▸ **WRITTEN TASK**:
Look for the word "JSON" in the entries below, then copy every line that has it.
[START OF EXCERPTED DATA]
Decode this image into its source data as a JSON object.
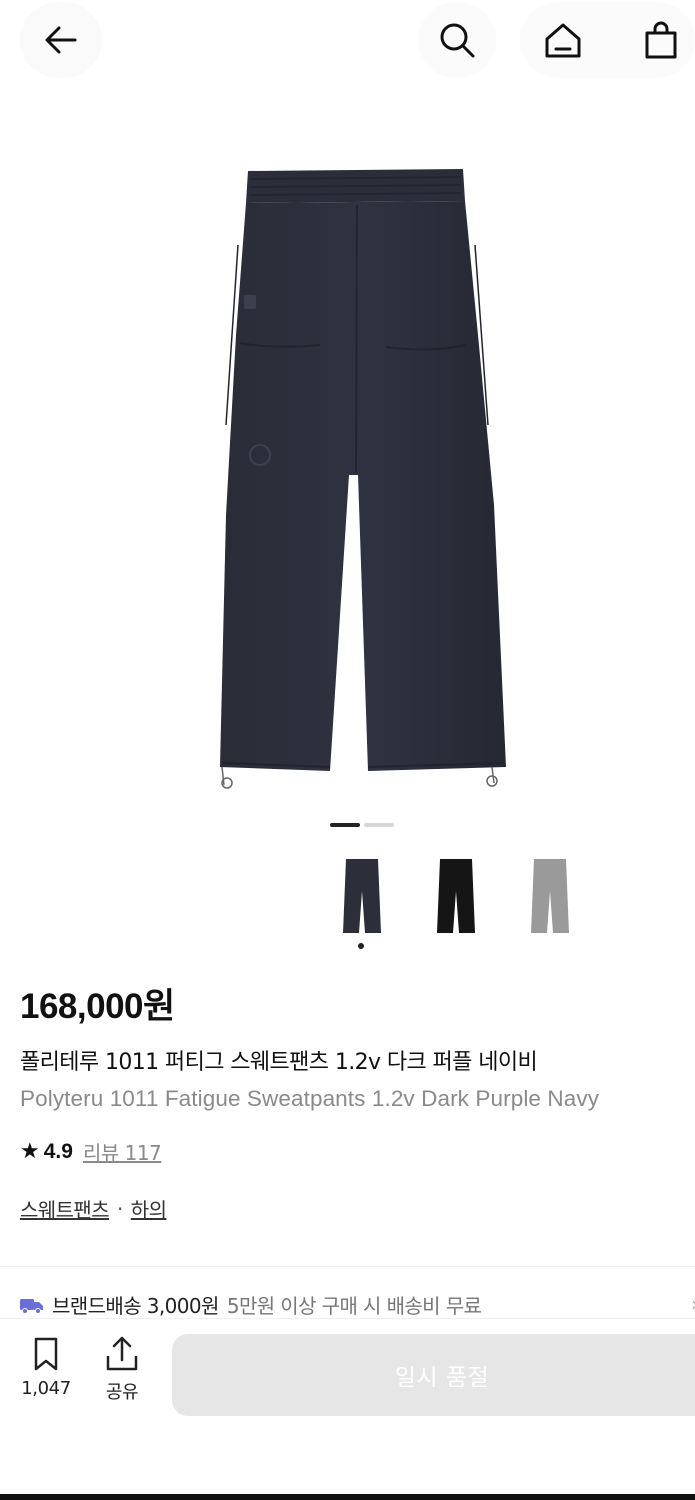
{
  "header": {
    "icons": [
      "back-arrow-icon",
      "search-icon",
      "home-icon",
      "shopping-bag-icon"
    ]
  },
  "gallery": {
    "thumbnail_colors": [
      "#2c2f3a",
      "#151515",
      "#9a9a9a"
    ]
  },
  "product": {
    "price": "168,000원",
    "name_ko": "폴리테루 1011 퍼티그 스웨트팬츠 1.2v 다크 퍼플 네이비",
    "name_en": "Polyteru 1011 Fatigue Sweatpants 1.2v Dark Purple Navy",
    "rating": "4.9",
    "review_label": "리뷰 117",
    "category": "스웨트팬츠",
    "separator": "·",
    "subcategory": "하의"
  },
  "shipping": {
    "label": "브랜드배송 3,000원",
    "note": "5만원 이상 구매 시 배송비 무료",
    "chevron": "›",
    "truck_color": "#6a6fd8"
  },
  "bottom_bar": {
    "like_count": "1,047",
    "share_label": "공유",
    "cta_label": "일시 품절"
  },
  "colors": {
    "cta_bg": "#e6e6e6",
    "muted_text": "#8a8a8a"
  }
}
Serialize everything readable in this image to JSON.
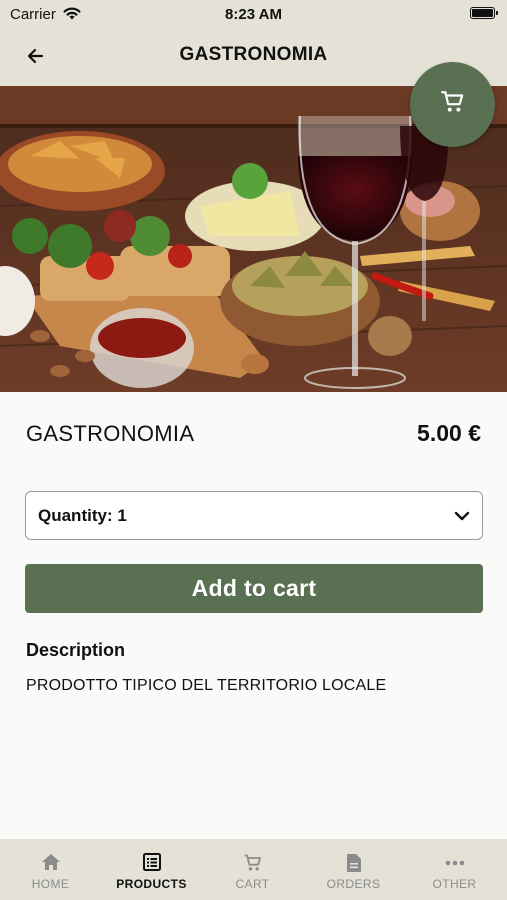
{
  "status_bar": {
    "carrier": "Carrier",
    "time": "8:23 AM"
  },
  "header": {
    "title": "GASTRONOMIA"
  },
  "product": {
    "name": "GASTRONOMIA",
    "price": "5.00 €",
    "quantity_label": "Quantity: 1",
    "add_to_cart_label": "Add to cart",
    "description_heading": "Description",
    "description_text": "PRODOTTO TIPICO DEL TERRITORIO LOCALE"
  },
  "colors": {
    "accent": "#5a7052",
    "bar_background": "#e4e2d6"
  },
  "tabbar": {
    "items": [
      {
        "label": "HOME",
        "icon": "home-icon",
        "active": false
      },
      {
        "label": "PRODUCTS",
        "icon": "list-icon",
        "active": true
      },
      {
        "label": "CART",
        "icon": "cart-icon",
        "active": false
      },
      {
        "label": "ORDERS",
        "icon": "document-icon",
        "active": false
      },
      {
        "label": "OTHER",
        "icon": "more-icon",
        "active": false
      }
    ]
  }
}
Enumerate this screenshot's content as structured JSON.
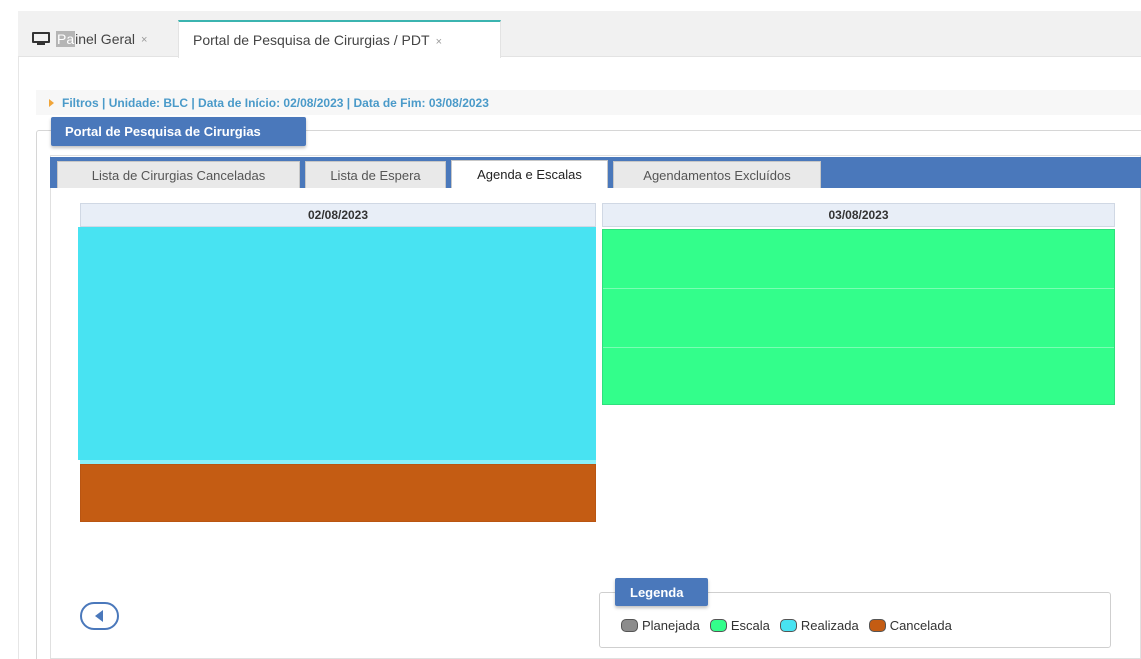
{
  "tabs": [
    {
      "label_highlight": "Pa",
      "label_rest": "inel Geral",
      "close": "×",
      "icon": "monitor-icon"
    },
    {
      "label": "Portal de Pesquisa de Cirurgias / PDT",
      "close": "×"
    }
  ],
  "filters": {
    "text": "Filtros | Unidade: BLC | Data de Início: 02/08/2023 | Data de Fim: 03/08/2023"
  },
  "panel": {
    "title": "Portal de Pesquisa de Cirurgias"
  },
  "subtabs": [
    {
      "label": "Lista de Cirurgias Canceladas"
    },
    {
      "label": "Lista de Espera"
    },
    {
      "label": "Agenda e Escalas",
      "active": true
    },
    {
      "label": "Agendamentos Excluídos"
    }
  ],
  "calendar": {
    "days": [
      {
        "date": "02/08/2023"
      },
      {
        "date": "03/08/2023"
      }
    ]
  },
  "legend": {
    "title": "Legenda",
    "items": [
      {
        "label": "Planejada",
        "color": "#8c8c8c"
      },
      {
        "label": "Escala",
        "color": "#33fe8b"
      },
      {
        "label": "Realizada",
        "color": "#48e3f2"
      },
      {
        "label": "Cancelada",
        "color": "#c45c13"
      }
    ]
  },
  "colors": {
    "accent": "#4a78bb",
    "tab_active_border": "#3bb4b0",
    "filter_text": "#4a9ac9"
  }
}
[END OF EXCERPTED DATA]
▸ **CORRECT ANSWER**:
Decode this image into its source data as a JSON object.
Serialize everything readable in this image to JSON.
Enumerate this screenshot's content as structured JSON.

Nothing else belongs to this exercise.